▸ Information provided
--- begin ---
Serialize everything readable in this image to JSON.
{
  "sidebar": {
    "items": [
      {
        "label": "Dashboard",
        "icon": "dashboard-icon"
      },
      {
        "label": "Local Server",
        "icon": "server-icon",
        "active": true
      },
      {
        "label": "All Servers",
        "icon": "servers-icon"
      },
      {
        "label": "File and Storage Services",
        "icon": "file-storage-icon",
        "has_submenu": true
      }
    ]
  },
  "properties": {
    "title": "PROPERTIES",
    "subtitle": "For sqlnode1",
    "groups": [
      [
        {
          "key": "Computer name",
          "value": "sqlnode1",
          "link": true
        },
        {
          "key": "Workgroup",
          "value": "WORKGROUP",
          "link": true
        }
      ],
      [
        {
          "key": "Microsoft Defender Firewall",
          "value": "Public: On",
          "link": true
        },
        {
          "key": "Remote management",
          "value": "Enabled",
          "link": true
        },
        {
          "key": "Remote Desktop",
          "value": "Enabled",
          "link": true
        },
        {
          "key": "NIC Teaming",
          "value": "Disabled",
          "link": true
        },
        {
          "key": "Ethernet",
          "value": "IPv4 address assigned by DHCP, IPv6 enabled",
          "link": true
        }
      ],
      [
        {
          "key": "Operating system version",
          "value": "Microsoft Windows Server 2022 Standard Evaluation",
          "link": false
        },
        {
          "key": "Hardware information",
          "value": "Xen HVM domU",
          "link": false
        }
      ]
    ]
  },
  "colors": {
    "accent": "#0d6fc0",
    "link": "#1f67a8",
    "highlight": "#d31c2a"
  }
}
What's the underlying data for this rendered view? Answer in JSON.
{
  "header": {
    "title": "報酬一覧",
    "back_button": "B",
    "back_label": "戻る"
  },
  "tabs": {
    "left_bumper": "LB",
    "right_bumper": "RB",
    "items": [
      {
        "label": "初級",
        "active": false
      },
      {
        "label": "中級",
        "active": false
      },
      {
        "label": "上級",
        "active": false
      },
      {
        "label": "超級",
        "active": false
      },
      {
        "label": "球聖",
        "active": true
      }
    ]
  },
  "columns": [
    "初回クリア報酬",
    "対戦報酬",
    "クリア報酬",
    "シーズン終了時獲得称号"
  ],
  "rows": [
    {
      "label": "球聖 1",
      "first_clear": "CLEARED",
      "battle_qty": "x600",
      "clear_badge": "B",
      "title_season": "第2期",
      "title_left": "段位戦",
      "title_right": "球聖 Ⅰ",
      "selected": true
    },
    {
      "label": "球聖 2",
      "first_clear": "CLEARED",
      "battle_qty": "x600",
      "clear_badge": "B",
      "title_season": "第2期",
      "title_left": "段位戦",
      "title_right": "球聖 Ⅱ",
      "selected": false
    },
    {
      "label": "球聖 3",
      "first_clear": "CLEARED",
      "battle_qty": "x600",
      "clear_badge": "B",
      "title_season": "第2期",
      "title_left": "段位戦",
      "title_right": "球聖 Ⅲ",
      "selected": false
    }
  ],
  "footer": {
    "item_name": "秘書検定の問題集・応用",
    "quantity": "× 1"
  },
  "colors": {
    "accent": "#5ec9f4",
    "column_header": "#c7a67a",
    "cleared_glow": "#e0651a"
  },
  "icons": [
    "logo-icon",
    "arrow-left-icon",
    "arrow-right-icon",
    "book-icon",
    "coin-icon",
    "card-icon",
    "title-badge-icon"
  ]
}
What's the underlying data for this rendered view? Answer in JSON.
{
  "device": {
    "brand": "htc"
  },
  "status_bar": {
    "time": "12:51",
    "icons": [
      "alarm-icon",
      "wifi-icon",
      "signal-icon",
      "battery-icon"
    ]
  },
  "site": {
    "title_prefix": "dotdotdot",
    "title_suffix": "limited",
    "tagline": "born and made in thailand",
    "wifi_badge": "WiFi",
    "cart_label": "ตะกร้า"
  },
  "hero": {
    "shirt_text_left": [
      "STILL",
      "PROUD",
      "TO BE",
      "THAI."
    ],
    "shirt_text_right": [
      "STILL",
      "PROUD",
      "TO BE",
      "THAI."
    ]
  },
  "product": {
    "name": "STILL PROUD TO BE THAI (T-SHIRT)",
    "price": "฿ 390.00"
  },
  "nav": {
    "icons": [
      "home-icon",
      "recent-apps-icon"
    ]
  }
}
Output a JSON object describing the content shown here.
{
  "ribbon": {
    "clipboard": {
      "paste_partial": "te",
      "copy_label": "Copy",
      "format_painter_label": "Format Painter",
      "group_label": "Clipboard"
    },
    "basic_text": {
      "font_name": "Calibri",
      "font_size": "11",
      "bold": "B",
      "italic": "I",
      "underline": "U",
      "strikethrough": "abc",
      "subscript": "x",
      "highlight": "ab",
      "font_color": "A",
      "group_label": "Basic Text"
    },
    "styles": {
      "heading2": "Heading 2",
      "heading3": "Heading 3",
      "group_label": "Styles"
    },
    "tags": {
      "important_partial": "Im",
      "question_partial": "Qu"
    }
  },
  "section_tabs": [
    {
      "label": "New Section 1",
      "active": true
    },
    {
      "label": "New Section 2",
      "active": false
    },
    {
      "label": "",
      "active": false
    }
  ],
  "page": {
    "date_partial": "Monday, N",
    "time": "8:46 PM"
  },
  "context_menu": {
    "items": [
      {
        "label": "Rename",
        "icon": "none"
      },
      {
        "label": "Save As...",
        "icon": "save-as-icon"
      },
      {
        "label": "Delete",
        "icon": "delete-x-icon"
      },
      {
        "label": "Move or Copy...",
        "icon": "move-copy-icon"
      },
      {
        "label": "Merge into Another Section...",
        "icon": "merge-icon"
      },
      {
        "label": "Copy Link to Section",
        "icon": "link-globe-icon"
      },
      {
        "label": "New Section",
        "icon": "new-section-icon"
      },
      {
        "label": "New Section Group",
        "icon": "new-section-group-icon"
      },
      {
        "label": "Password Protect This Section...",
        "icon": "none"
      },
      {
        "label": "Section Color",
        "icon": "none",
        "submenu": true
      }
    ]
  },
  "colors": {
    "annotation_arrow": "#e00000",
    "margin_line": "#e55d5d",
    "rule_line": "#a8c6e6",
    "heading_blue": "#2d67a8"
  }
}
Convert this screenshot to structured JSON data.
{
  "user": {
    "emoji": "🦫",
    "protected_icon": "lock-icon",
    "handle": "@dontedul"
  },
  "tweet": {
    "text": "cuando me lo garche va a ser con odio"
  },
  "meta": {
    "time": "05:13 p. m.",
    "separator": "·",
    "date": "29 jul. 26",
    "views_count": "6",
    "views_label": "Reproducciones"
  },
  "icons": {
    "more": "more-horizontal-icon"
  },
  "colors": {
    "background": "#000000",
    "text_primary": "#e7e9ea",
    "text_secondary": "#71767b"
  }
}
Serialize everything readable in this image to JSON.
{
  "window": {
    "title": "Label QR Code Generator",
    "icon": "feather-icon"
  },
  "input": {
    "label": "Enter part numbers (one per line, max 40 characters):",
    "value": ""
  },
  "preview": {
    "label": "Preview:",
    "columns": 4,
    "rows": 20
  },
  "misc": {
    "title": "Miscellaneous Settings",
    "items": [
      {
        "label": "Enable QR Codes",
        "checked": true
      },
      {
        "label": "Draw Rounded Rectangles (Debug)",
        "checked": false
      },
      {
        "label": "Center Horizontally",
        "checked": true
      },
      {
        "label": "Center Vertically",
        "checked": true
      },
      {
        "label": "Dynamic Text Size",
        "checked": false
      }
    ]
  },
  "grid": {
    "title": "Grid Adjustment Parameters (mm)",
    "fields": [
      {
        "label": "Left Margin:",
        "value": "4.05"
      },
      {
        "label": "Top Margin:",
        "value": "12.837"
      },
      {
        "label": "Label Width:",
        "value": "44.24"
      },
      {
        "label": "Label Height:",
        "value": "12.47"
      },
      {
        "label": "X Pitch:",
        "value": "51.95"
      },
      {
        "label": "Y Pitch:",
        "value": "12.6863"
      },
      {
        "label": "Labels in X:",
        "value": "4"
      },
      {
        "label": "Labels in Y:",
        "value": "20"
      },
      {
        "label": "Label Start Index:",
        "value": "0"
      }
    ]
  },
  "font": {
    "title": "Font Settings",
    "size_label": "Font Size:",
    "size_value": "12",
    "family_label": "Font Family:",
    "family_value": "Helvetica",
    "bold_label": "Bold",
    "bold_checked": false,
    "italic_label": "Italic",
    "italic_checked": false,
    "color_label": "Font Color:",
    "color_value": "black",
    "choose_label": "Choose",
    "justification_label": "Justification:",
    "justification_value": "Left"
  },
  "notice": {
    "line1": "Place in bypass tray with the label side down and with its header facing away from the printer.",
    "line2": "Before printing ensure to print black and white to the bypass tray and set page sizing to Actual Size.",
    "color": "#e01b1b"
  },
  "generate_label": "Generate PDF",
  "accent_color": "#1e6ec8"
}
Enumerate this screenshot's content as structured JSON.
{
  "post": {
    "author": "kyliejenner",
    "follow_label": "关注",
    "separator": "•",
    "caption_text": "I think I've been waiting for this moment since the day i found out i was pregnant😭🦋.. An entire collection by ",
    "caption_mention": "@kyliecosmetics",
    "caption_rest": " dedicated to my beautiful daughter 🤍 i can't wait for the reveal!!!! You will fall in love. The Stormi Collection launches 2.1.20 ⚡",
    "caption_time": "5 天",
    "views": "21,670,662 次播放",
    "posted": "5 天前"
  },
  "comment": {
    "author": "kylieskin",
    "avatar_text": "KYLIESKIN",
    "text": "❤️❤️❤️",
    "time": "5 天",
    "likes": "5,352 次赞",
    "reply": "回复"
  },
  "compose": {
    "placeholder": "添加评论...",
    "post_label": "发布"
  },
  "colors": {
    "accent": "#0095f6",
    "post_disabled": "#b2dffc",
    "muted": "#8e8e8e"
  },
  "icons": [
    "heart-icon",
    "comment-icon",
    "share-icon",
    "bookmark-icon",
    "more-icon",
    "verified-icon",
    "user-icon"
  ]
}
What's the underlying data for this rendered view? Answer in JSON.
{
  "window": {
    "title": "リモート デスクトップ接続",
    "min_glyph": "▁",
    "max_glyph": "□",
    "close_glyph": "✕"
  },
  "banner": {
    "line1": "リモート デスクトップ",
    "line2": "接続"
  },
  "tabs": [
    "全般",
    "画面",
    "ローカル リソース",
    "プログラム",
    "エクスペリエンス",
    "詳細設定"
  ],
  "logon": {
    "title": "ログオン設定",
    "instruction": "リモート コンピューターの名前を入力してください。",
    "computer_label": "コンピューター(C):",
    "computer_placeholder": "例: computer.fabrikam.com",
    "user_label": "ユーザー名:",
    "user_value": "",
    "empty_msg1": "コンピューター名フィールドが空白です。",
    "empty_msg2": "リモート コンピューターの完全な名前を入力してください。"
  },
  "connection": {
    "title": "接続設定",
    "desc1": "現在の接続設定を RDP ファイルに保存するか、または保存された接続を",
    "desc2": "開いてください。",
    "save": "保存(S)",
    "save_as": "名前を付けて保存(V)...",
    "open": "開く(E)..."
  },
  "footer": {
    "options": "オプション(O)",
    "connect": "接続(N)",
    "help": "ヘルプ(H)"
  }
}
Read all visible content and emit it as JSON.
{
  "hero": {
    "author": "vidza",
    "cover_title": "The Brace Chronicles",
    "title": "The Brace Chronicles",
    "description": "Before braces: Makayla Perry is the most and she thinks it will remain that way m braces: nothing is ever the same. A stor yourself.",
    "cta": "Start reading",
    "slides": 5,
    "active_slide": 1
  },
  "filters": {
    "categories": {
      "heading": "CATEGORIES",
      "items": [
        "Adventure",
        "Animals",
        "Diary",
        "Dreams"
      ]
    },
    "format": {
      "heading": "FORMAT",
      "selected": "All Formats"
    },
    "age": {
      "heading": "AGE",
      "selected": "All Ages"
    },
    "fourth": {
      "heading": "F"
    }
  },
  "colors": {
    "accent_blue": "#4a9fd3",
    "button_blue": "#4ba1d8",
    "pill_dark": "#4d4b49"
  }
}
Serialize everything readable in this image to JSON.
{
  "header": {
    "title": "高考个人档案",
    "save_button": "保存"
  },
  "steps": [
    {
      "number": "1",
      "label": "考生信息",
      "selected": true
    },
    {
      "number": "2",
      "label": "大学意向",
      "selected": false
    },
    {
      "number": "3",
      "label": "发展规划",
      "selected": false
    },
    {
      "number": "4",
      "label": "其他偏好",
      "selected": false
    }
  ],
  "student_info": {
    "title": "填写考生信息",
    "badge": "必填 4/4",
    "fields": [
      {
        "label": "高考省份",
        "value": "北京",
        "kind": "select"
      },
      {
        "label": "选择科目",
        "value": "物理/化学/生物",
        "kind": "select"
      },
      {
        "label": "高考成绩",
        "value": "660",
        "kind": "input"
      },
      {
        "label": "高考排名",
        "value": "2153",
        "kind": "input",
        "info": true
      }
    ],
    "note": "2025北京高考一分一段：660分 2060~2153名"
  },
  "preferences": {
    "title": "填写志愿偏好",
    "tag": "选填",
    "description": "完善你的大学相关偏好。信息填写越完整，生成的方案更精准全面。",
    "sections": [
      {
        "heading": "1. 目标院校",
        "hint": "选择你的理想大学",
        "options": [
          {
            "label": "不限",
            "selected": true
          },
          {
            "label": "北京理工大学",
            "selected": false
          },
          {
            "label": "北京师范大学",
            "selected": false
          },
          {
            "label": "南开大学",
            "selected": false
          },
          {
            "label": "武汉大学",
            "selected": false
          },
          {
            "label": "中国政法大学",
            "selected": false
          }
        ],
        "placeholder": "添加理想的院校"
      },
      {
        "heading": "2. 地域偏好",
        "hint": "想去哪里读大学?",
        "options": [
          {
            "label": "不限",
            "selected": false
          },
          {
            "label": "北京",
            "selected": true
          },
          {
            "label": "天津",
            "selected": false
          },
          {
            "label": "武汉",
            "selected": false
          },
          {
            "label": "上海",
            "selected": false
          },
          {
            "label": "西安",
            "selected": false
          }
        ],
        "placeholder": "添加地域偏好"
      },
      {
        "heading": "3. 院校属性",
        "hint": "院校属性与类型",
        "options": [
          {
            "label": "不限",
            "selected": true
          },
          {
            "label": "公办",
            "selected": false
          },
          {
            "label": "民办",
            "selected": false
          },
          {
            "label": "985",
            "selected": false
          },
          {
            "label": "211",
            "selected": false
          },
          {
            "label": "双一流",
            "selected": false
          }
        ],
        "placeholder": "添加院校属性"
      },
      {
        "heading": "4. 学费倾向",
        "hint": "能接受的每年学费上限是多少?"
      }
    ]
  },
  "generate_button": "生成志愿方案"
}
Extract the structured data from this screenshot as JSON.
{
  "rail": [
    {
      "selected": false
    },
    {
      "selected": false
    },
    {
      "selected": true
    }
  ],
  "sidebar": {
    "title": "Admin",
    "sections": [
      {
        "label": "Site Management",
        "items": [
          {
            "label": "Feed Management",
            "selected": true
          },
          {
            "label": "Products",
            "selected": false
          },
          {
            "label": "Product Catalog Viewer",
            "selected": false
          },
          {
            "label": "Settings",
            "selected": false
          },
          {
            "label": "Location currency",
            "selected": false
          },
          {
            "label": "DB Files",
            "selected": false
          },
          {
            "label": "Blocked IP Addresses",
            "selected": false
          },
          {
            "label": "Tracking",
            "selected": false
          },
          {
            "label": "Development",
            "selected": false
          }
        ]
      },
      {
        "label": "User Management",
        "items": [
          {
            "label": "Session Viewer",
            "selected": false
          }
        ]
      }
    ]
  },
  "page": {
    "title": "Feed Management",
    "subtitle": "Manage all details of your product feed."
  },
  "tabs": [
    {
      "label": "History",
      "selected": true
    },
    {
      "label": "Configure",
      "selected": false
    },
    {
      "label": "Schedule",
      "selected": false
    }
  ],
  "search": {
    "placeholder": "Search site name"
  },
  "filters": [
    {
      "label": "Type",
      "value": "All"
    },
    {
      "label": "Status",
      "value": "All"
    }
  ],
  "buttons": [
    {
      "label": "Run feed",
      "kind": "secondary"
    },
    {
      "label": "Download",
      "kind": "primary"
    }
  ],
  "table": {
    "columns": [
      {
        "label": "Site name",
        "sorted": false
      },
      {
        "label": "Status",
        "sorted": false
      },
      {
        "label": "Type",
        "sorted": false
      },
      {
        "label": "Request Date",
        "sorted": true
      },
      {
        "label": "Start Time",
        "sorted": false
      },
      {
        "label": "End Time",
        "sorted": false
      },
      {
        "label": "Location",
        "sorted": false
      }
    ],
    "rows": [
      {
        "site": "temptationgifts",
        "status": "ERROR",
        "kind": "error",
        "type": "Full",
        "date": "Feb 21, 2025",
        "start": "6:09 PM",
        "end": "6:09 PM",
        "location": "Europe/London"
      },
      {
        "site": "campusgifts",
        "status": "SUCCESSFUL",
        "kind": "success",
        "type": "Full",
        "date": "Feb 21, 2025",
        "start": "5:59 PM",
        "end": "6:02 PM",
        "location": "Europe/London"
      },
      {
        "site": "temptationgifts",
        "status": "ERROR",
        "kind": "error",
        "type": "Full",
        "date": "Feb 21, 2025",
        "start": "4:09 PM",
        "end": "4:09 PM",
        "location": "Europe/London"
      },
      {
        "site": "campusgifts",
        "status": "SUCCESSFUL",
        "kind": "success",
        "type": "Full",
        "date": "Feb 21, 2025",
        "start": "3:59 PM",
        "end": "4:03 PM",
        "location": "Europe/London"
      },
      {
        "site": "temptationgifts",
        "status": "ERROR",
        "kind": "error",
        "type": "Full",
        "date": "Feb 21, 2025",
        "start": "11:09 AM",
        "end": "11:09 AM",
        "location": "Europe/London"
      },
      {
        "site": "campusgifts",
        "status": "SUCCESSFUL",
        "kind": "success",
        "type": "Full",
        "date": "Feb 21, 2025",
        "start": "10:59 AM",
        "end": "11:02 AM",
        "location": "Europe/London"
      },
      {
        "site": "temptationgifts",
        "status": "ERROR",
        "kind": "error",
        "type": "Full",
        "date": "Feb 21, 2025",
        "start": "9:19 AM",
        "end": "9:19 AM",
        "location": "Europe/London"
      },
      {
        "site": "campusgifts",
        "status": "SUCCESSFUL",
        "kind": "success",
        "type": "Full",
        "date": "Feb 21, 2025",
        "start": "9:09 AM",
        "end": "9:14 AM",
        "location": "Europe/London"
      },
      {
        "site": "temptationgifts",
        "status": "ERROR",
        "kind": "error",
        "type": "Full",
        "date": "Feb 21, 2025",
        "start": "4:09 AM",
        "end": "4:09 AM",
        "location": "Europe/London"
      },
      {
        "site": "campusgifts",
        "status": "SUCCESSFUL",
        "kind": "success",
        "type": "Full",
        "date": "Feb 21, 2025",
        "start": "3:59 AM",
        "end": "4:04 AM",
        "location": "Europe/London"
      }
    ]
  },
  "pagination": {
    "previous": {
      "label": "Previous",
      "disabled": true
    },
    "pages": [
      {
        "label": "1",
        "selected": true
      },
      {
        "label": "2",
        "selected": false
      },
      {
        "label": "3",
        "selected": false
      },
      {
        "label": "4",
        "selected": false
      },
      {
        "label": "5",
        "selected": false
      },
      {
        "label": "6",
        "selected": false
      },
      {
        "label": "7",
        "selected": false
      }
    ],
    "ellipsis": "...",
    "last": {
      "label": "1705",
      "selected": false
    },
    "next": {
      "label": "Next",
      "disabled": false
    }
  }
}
--- end ---
▸ Goal
Out of the material above, select every line that holds the string "content".

▸ Response to this exercise
Output a JSON object describing the content shown here.
Enumerate this screenshot's content as structured JSON.
Read all visible content and emit it as JSON.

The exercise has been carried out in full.